:: WHAT IS REQUIRED ::
Find and copy lines holding "name".

:: Rows from a figure dataset ::
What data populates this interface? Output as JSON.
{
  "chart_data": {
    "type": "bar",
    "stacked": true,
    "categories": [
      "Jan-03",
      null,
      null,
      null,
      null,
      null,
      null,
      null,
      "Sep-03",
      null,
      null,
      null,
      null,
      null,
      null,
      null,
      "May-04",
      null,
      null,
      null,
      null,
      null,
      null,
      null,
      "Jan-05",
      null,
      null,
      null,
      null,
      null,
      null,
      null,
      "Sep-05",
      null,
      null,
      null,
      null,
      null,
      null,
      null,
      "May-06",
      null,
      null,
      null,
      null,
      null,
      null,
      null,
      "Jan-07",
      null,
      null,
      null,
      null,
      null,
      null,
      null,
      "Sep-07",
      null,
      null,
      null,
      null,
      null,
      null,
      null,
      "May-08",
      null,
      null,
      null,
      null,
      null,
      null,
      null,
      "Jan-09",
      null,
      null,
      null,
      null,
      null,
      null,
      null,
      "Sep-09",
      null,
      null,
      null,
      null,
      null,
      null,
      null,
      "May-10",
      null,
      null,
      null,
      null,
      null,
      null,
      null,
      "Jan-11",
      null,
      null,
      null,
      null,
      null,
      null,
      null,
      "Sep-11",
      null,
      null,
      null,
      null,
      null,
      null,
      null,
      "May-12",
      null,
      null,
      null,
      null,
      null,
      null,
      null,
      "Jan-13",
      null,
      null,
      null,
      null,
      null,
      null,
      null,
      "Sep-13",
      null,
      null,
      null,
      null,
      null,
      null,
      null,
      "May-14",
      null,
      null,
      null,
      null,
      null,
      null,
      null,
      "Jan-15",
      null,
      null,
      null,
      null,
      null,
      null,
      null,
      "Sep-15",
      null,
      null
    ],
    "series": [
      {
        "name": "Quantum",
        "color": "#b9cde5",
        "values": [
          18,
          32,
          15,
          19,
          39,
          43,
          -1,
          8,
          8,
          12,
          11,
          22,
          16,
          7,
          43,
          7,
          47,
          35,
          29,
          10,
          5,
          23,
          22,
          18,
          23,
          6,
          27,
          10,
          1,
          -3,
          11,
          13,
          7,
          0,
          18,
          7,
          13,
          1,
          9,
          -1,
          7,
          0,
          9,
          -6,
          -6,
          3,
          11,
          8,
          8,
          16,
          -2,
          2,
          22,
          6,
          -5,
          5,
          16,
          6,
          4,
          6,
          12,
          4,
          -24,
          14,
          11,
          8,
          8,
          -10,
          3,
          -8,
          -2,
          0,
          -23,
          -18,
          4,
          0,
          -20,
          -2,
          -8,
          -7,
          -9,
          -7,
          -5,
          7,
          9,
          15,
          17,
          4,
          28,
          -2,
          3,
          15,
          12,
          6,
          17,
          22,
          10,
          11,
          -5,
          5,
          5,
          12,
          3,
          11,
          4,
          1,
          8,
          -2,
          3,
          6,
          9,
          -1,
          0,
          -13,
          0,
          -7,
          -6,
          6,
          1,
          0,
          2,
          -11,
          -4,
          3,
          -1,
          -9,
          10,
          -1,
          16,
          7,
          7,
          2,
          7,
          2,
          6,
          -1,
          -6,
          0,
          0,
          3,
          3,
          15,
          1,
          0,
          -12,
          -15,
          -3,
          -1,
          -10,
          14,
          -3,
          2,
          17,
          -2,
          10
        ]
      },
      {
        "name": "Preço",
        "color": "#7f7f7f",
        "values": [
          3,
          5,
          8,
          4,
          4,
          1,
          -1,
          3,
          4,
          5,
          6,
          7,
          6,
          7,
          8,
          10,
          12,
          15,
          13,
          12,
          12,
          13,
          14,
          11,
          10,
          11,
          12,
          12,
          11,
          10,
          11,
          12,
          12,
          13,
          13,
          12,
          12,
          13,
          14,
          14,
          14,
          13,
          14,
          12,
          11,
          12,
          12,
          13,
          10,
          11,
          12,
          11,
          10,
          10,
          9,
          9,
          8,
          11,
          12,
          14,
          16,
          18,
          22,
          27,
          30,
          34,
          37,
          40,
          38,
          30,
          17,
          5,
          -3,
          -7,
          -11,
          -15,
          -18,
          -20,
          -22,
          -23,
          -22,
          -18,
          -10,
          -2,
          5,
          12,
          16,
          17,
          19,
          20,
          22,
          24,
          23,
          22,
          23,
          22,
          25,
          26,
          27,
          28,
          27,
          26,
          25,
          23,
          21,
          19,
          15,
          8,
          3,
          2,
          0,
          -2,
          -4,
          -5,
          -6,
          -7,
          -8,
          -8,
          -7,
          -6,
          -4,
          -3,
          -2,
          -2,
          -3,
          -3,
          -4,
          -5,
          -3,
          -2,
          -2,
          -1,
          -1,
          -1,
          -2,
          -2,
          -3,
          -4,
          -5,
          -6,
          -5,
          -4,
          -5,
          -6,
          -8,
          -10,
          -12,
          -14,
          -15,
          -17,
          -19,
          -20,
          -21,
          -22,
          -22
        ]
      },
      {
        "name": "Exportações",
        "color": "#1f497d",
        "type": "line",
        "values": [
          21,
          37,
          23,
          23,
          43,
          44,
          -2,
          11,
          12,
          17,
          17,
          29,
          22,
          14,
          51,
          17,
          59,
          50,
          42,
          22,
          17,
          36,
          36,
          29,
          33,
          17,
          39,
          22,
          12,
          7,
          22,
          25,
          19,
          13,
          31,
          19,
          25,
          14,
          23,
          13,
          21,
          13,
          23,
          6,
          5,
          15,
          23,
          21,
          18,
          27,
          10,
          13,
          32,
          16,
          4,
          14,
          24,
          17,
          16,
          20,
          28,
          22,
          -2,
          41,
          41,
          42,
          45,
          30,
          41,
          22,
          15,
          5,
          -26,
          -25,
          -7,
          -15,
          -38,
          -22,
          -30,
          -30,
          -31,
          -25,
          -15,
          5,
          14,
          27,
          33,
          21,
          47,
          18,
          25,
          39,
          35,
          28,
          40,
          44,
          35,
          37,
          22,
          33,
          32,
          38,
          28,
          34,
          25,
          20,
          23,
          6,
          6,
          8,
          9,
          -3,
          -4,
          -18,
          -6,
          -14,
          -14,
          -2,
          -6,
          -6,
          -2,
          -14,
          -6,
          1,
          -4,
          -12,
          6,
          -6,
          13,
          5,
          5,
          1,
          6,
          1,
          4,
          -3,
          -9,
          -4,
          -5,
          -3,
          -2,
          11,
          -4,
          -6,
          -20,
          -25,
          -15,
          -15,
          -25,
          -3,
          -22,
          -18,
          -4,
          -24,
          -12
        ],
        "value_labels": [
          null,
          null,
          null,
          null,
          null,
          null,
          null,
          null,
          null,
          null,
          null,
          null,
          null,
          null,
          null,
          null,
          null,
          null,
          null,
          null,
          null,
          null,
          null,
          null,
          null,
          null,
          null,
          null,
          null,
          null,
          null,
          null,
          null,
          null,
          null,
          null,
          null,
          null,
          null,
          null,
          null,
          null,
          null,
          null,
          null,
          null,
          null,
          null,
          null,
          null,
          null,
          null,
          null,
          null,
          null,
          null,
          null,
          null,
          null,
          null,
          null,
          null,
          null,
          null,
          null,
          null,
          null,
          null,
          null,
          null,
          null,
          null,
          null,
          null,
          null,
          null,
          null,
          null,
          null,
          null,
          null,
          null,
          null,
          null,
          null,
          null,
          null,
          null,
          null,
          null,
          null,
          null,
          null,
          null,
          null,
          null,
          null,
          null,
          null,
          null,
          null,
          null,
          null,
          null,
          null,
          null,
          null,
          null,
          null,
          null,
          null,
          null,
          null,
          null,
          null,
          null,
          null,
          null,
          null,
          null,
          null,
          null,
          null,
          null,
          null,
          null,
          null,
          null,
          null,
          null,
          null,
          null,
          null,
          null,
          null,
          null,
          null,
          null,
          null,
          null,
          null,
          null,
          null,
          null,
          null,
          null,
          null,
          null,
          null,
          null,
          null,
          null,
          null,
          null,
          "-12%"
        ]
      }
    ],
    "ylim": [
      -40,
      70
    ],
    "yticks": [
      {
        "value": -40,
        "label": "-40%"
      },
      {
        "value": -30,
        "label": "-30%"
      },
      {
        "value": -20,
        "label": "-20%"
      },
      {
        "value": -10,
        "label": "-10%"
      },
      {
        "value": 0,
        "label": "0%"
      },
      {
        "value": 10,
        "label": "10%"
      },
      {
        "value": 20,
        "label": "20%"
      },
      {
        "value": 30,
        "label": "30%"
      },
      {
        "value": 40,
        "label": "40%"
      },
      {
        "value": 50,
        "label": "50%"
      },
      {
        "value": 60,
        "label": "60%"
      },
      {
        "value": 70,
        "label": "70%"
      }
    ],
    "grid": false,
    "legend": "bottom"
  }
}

:: ANSWER TO THE PROBLEM ::
        "name": "Quantum",
        "name": "Preço",
        "name": "Exportações",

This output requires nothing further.